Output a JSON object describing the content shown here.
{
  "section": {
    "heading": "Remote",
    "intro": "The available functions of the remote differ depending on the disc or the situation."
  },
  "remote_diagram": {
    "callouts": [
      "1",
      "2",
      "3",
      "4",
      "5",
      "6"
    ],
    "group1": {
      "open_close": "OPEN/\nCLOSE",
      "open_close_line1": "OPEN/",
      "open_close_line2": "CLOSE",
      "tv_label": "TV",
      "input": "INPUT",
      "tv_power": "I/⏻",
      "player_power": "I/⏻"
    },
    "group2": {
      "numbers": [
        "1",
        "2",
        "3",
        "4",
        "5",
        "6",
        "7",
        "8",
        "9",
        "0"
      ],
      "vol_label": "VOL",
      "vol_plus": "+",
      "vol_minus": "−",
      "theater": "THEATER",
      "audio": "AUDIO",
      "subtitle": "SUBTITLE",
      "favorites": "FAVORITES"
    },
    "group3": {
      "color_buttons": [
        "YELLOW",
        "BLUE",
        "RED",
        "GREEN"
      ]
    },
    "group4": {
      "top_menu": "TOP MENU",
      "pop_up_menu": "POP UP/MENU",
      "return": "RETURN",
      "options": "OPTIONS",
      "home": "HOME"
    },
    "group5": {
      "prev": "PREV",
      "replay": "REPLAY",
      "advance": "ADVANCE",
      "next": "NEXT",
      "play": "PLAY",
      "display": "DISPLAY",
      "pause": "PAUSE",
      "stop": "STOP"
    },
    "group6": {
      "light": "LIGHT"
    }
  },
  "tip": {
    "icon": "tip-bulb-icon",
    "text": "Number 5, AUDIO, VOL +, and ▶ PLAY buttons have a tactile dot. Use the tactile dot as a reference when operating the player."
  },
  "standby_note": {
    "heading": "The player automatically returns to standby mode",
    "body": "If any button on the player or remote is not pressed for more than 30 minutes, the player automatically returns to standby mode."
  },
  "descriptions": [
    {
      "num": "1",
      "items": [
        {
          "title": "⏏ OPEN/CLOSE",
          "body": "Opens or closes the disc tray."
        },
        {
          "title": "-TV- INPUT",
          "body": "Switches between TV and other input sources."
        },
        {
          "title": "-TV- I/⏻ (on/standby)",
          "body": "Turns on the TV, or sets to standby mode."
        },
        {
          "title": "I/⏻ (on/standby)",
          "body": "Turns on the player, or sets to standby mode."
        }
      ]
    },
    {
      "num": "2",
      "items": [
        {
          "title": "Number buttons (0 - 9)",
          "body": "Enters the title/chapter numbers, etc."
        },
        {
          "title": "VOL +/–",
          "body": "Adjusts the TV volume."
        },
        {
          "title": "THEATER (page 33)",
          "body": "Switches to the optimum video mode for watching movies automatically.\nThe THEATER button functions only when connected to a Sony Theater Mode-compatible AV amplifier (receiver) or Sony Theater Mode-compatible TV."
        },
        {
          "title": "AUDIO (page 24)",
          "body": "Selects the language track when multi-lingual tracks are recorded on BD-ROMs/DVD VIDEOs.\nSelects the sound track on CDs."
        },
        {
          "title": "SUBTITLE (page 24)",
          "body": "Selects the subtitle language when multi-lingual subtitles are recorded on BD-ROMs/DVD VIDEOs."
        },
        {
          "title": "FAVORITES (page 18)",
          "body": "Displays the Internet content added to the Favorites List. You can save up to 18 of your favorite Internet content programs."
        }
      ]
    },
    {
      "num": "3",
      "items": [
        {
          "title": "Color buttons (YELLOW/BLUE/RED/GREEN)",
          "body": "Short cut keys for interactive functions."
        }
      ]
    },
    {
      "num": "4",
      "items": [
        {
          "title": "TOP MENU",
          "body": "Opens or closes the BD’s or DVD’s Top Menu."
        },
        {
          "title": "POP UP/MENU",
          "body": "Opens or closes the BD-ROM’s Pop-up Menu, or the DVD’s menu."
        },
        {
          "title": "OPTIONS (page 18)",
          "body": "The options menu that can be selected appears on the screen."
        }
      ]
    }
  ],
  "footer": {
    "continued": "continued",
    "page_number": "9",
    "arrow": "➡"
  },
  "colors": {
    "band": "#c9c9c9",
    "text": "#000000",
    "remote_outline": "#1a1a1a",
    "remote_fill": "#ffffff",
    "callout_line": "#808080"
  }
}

——

Copy out all of the data exactly, leaving nothing out.

■ Result for this exercise ■
Output a JSON object describing the content shown here.
{
  "section": {
    "heading": "Remote",
    "intro": "The available functions of the remote differ depending on the disc or the situation."
  },
  "remote_diagram": {
    "callouts": [
      "1",
      "2",
      "3",
      "4",
      "5",
      "6"
    ],
    "group1": {
      "open_close": "OPEN/\nCLOSE",
      "open_close_line1": "OPEN/",
      "open_close_line2": "CLOSE",
      "tv_label": "TV",
      "input": "INPUT",
      "tv_power": "I/⏻",
      "player_power": "I/⏻"
    },
    "group2": {
      "numbers": [
        "1",
        "2",
        "3",
        "4",
        "5",
        "6",
        "7",
        "8",
        "9",
        "0"
      ],
      "vol_label": "VOL",
      "vol_plus": "+",
      "vol_minus": "−",
      "theater": "THEATER",
      "audio": "AUDIO",
      "subtitle": "SUBTITLE",
      "favorites": "FAVORITES"
    },
    "group3": {
      "color_buttons": [
        "YELLOW",
        "BLUE",
        "RED",
        "GREEN"
      ]
    },
    "group4": {
      "top_menu": "TOP MENU",
      "pop_up_menu": "POP UP/MENU",
      "return": "RETURN",
      "options": "OPTIONS",
      "home": "HOME"
    },
    "group5": {
      "prev": "PREV",
      "replay": "REPLAY",
      "advance": "ADVANCE",
      "next": "NEXT",
      "play": "PLAY",
      "display": "DISPLAY",
      "pause": "PAUSE",
      "stop": "STOP"
    },
    "group6": {
      "light": "LIGHT"
    }
  },
  "tip": {
    "icon": "tip-bulb-icon",
    "text": "Number 5, AUDIO, VOL +, and ▶ PLAY buttons have a tactile dot. Use the tactile dot as a reference when operating the player."
  },
  "standby_note": {
    "heading": "The player automatically returns to standby mode",
    "body": "If any button on the player or remote is not pressed for more than 30 minutes, the player automatically returns to standby mode."
  },
  "descriptions": [
    {
      "num": "1",
      "items": [
        {
          "title": "⏏ OPEN/CLOSE",
          "body": "Opens or closes the disc tray."
        },
        {
          "title": "-TV- INPUT",
          "body": "Switches between TV and other input sources."
        },
        {
          "title": "-TV- I/⏻ (on/standby)",
          "body": "Turns on the TV, or sets to standby mode."
        },
        {
          "title": "I/⏻ (on/standby)",
          "body": "Turns on the player, or sets to standby mode."
        }
      ]
    },
    {
      "num": "2",
      "items": [
        {
          "title": "Number buttons (0 - 9)",
          "body": "Enters the title/chapter numbers, etc."
        },
        {
          "title": "VOL +/–",
          "body": "Adjusts the TV volume."
        },
        {
          "title": "THEATER (page 33)",
          "body": "Switches to the optimum video mode for watching movies automatically.\nThe THEATER button functions only when connected to a Sony Theater Mode-compatible AV amplifier (receiver) or Sony Theater Mode-compatible TV."
        },
        {
          "title": "AUDIO (page 24)",
          "body": "Selects the language track when multi-lingual tracks are recorded on BD-ROMs/DVD VIDEOs.\nSelects the sound track on CDs."
        },
        {
          "title": "SUBTITLE (page 24)",
          "body": "Selects the subtitle language when multi-lingual subtitles are recorded on BD-ROMs/DVD VIDEOs."
        },
        {
          "title": "FAVORITES (page 18)",
          "body": "Displays the Internet content added to the Favorites List. You can save up to 18 of your favorite Internet content programs."
        }
      ]
    },
    {
      "num": "3",
      "items": [
        {
          "title": "Color buttons (YELLOW/BLUE/RED/GREEN)",
          "body": "Short cut keys for interactive functions."
        }
      ]
    },
    {
      "num": "4",
      "items": [
        {
          "title": "TOP MENU",
          "body": "Opens or closes the BD’s or DVD’s Top Menu."
        },
        {
          "title": "POP UP/MENU",
          "body": "Opens or closes the BD-ROM’s Pop-up Menu, or the DVD’s menu."
        },
        {
          "title": "OPTIONS (page 18)",
          "body": "The options menu that can be selected appears on the screen."
        }
      ]
    }
  ],
  "footer": {
    "continued": "continued",
    "page_number": "9",
    "arrow": "➡"
  },
  "colors": {
    "band": "#c9c9c9",
    "text": "#000000",
    "remote_outline": "#1a1a1a",
    "remote_fill": "#ffffff",
    "callout_line": "#808080"
  }
}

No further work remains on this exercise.